Provide an exact reproduction of every entry.

· · ·

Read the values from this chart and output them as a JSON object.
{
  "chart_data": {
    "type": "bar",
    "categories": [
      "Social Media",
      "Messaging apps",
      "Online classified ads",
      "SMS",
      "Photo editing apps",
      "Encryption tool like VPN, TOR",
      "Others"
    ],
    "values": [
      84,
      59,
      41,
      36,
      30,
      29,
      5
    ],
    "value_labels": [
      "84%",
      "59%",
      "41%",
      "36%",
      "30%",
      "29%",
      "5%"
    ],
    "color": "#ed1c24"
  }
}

· · ·

OUTPUT OF THE EXERCISE —
Read the values from this chart and output them as a JSON object.
{
  "chart_data": {
    "type": "bar",
    "categories": [
      "Social Media",
      "Messaging apps",
      "Online classified ads",
      "SMS",
      "Photo editing apps",
      "Encryption tool like VPN, TOR",
      "Others"
    ],
    "values": [
      84,
      59,
      41,
      36,
      30,
      29,
      5
    ],
    "value_labels": [
      "84%",
      "59%",
      "41%",
      "36%",
      "30%",
      "29%",
      "5%"
    ],
    "color": "#ed1c24"
  }
}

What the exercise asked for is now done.